■ Working data
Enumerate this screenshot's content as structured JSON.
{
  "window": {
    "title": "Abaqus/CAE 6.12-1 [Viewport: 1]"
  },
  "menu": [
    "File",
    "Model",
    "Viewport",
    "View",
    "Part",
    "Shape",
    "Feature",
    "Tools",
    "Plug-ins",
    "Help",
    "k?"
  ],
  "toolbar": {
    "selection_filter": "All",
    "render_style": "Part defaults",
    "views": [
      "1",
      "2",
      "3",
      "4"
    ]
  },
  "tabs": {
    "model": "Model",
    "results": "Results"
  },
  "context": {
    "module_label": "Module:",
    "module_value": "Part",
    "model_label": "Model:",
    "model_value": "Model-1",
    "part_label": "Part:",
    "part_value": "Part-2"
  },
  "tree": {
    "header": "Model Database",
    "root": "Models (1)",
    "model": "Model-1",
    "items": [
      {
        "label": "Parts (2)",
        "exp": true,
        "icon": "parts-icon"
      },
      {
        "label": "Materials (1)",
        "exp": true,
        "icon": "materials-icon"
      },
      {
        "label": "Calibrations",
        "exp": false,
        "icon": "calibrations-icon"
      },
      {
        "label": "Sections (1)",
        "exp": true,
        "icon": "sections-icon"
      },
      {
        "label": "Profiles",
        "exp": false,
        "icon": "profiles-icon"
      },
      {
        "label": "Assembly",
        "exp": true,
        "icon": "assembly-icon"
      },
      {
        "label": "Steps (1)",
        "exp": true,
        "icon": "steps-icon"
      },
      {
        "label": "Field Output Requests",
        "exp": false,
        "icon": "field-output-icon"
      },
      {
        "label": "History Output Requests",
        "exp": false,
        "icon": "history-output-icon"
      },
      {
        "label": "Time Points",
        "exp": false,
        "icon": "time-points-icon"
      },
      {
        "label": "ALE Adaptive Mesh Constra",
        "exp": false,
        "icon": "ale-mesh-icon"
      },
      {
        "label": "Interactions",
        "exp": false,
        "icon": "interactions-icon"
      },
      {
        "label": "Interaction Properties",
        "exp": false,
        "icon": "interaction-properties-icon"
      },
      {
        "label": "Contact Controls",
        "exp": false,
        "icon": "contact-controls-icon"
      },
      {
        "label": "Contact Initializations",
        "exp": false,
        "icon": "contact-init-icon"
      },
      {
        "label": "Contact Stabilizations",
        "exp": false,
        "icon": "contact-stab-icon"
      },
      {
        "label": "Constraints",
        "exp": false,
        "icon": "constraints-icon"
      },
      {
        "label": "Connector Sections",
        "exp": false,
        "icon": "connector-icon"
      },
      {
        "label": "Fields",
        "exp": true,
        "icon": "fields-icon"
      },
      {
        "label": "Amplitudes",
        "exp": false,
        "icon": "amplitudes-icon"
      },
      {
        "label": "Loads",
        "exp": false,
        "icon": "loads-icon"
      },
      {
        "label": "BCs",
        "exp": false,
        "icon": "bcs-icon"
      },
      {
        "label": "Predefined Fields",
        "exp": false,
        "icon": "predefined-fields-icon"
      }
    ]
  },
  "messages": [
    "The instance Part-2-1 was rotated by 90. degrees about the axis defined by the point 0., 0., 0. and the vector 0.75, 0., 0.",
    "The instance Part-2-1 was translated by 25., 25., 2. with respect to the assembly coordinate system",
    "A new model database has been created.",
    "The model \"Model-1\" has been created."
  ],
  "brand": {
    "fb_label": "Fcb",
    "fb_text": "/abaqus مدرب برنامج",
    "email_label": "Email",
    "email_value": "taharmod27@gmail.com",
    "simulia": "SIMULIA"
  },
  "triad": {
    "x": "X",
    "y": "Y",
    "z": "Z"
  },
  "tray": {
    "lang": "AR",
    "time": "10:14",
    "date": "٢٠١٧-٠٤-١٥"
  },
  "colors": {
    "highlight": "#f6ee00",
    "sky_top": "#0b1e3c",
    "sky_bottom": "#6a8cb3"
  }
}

■ Work required
Provide an exact reproduction of all the entries shown above.

■ Answer to the exercise
Enumerate this screenshot's content as structured JSON.
{
  "window": {
    "title": "Abaqus/CAE 6.12-1 [Viewport: 1]"
  },
  "menu": [
    "File",
    "Model",
    "Viewport",
    "View",
    "Part",
    "Shape",
    "Feature",
    "Tools",
    "Plug-ins",
    "Help",
    "k?"
  ],
  "toolbar": {
    "selection_filter": "All",
    "render_style": "Part defaults",
    "views": [
      "1",
      "2",
      "3",
      "4"
    ]
  },
  "tabs": {
    "model": "Model",
    "results": "Results"
  },
  "context": {
    "module_label": "Module:",
    "module_value": "Part",
    "model_label": "Model:",
    "model_value": "Model-1",
    "part_label": "Part:",
    "part_value": "Part-2"
  },
  "tree": {
    "header": "Model Database",
    "root": "Models (1)",
    "model": "Model-1",
    "items": [
      {
        "label": "Parts (2)",
        "exp": true,
        "icon": "parts-icon"
      },
      {
        "label": "Materials (1)",
        "exp": true,
        "icon": "materials-icon"
      },
      {
        "label": "Calibrations",
        "exp": false,
        "icon": "calibrations-icon"
      },
      {
        "label": "Sections (1)",
        "exp": true,
        "icon": "sections-icon"
      },
      {
        "label": "Profiles",
        "exp": false,
        "icon": "profiles-icon"
      },
      {
        "label": "Assembly",
        "exp": true,
        "icon": "assembly-icon"
      },
      {
        "label": "Steps (1)",
        "exp": true,
        "icon": "steps-icon"
      },
      {
        "label": "Field Output Requests",
        "exp": false,
        "icon": "field-output-icon"
      },
      {
        "label": "History Output Requests",
        "exp": false,
        "icon": "history-output-icon"
      },
      {
        "label": "Time Points",
        "exp": false,
        "icon": "time-points-icon"
      },
      {
        "label": "ALE Adaptive Mesh Constra",
        "exp": false,
        "icon": "ale-mesh-icon"
      },
      {
        "label": "Interactions",
        "exp": false,
        "icon": "interactions-icon"
      },
      {
        "label": "Interaction Properties",
        "exp": false,
        "icon": "interaction-properties-icon"
      },
      {
        "label": "Contact Controls",
        "exp": false,
        "icon": "contact-controls-icon"
      },
      {
        "label": "Contact Initializations",
        "exp": false,
        "icon": "contact-init-icon"
      },
      {
        "label": "Contact Stabilizations",
        "exp": false,
        "icon": "contact-stab-icon"
      },
      {
        "label": "Constraints",
        "exp": false,
        "icon": "constraints-icon"
      },
      {
        "label": "Connector Sections",
        "exp": false,
        "icon": "connector-icon"
      },
      {
        "label": "Fields",
        "exp": true,
        "icon": "fields-icon"
      },
      {
        "label": "Amplitudes",
        "exp": false,
        "icon": "amplitudes-icon"
      },
      {
        "label": "Loads",
        "exp": false,
        "icon": "loads-icon"
      },
      {
        "label": "BCs",
        "exp": false,
        "icon": "bcs-icon"
      },
      {
        "label": "Predefined Fields",
        "exp": false,
        "icon": "predefined-fields-icon"
      }
    ]
  },
  "messages": [
    "The instance Part-2-1 was rotated by 90. degrees about the axis defined by the point 0., 0., 0. and the vector 0.75, 0., 0.",
    "The instance Part-2-1 was translated by 25., 25., 2. with respect to the assembly coordinate system",
    "A new model database has been created.",
    "The model \"Model-1\" has been created."
  ],
  "brand": {
    "fb_label": "Fcb",
    "fb_text": "/abaqus مدرب برنامج",
    "email_label": "Email",
    "email_value": "taharmod27@gmail.com",
    "simulia": "SIMULIA"
  },
  "triad": {
    "x": "X",
    "y": "Y",
    "z": "Z"
  },
  "tray": {
    "lang": "AR",
    "time": "10:14",
    "date": "٢٠١٧-٠٤-١٥"
  },
  "colors": {
    "highlight": "#f6ee00",
    "sky_top": "#0b1e3c",
    "sky_bottom": "#6a8cb3"
  }
}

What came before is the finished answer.